▶ Extrait fourni
____
En nous écartant du sujet un instant nous constatons aussi le fait déplorable que même les familles purement jersiaises sont en passe de disparaître. On trouve rarement, et ce depuis quelques années, un voisinage, une rue quelconques, habités seulement par des familles vraiment jersiaises comme autrefois. Et qui plus est, les annonces des naissances chaque jour sur le journal du soir comprennent le plus souvent quatre ou cinq fois plus de noms étrangers (anglais, irlandais, bretons, italiens, etc.) que de noms jersiais.
Une question s'impose, peut-être. Pourquoi étudier un parler, un dialecte, un patois? La réponse des savants est que l'étude des parlers, dialectes ou patois présente un intérêt philologique, historique et sociologique et que, de plus, pour connaître entièrement une langue (dans ce cas la langue française) il faut aussi étudier les dialectes qui font partie de son domaine. Enfin, le grand Littré nous dit à ce sujet: "Les patois ou leurs ancêtres, les dialectes, sont les racines par lesquelles les grandes langues tiennent au sol". Il est une opinion beaucoup trop commune que le parler normand n'est que du français déformé. Au contraire, c'est un résidu des parlers provinciaux, et surtout de la langue d'Oïl, ayant une grande richesse de vocabulaire, de nombreux termes et expressions vives et pittoresques, termes et expressions qui sont de véritables fleurs du terroir. Quelle pensée attristante, que toute cette richesse nationale doive disparaître, demain, ou après-demain... !
____
▶ Liste des tâches
**A.** Répondez aux questions suivantes à partir de l'extrait :
(i) D'après les annonces de naissances du journal du soir, combien de fois plus de noms étrangers que de noms jersiais y trouve-t-on le plus souvent ?
(ii) Quel auteur est cité à propos des patois et des dialectes ?
(iii) De quelle langue le parler normand est-il surtout un résidu ?
**B.** Citez l'extrait mot pour mot, depuis « En nous écartant » jusqu'à « de noms jersiais. ».
**C.** Énumérez les origines des noms étrangers que l'extrait donne entre parenthèses.
Le matériel placé après l'extrait n'est pas nécessaire pour cet exercice.
____
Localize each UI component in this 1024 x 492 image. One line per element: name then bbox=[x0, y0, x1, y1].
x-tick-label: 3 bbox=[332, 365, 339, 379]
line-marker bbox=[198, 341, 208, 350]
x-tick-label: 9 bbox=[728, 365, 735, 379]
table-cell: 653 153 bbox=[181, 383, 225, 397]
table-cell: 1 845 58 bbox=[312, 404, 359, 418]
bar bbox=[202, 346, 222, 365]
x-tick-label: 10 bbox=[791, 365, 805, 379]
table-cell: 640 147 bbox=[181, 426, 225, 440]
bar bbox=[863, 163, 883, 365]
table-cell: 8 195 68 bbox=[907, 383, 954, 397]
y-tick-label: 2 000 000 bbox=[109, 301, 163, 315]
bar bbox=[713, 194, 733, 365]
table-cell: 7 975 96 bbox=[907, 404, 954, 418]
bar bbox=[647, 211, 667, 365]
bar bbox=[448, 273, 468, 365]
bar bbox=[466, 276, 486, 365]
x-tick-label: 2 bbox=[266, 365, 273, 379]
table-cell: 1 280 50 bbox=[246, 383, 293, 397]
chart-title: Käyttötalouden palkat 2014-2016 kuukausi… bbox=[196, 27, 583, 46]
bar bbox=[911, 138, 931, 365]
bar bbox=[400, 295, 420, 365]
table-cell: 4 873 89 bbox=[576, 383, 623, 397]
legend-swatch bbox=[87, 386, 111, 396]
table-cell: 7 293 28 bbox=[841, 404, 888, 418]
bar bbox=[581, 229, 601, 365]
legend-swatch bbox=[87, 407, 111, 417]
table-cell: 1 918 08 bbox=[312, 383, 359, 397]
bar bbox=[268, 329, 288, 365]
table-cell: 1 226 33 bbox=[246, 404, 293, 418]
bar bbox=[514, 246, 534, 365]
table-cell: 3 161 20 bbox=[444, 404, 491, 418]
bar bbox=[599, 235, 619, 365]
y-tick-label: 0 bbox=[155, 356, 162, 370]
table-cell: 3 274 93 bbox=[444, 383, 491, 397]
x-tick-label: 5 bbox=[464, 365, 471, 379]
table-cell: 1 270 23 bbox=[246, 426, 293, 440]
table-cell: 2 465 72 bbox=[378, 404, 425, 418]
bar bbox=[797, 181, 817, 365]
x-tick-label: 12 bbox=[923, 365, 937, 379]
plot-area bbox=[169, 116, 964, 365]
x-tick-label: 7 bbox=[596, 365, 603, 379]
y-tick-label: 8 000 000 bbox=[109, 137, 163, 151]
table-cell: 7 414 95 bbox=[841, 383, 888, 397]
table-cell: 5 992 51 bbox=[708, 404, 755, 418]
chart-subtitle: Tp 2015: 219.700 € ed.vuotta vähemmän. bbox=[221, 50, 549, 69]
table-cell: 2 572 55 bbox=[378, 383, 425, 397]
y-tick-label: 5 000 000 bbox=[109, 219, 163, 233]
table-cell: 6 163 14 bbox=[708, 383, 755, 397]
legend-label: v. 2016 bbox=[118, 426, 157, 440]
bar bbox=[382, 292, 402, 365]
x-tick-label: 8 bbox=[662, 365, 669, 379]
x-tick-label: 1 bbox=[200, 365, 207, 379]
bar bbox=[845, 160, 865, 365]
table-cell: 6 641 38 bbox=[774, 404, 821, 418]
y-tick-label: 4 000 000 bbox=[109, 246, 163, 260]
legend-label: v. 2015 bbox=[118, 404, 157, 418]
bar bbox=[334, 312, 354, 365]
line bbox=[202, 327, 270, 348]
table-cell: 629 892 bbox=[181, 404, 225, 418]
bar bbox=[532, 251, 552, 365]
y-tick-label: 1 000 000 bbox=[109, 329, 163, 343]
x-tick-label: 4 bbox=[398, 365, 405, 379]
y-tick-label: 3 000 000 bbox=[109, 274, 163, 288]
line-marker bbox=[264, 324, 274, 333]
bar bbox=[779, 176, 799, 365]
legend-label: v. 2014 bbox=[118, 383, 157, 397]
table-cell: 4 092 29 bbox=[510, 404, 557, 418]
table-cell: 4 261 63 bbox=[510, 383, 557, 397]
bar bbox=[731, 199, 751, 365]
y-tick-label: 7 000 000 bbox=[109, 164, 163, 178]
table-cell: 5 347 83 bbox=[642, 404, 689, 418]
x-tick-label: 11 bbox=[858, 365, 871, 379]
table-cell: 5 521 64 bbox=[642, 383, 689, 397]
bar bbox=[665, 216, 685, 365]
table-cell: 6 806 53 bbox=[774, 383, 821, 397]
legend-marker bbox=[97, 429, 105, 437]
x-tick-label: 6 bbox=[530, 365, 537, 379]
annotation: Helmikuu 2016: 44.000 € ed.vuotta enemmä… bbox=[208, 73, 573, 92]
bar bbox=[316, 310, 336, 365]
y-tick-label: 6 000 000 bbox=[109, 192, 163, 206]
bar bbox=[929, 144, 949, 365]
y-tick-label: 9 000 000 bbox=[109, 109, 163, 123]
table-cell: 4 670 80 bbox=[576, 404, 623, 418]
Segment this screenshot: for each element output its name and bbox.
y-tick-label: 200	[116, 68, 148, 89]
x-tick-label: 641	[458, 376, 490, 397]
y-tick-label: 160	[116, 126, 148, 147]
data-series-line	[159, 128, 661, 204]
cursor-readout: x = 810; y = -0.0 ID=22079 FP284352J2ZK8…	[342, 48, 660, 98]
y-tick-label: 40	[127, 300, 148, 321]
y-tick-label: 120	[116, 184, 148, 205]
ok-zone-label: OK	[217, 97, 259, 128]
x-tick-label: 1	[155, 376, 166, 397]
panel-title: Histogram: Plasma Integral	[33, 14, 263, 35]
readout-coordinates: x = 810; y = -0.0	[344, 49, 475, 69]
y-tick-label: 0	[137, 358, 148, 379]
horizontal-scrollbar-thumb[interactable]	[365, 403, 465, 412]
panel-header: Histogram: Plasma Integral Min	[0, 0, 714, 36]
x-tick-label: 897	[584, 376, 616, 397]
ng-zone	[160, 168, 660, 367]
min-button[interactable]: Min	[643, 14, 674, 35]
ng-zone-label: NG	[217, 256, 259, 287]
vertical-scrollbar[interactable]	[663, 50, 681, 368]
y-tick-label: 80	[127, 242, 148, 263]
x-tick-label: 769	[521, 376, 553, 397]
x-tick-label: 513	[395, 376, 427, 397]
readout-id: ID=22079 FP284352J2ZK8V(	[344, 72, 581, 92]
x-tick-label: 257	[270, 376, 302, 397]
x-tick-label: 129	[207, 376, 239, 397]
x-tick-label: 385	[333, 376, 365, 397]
____
▶ Solutions de l'exercice
**A.**
(i) Quatre ou cinq fois plus.
(ii) Littré.
(iii) La langue d'Oïl.

**B.**
En nous écartant du sujet un instant nous constatons aussi le fait déplorable que même les familles purement jersiaises sont en passe de disparaître. On trouve rarement, et ce depuis quelques années, un voisinage, une rue quelconques, habités seulement par des familles vraiment jersiaises comme autrefois. Et qui plus est, les annonces des naissances chaque jour sur le journal du soir comprennent le plus souvent quatre ou cinq fois plus de noms étrangers (anglais, irlandais, bretons, italiens, etc.) que de noms jersiais.

**C.** anglais, irlandais, bretons, italiens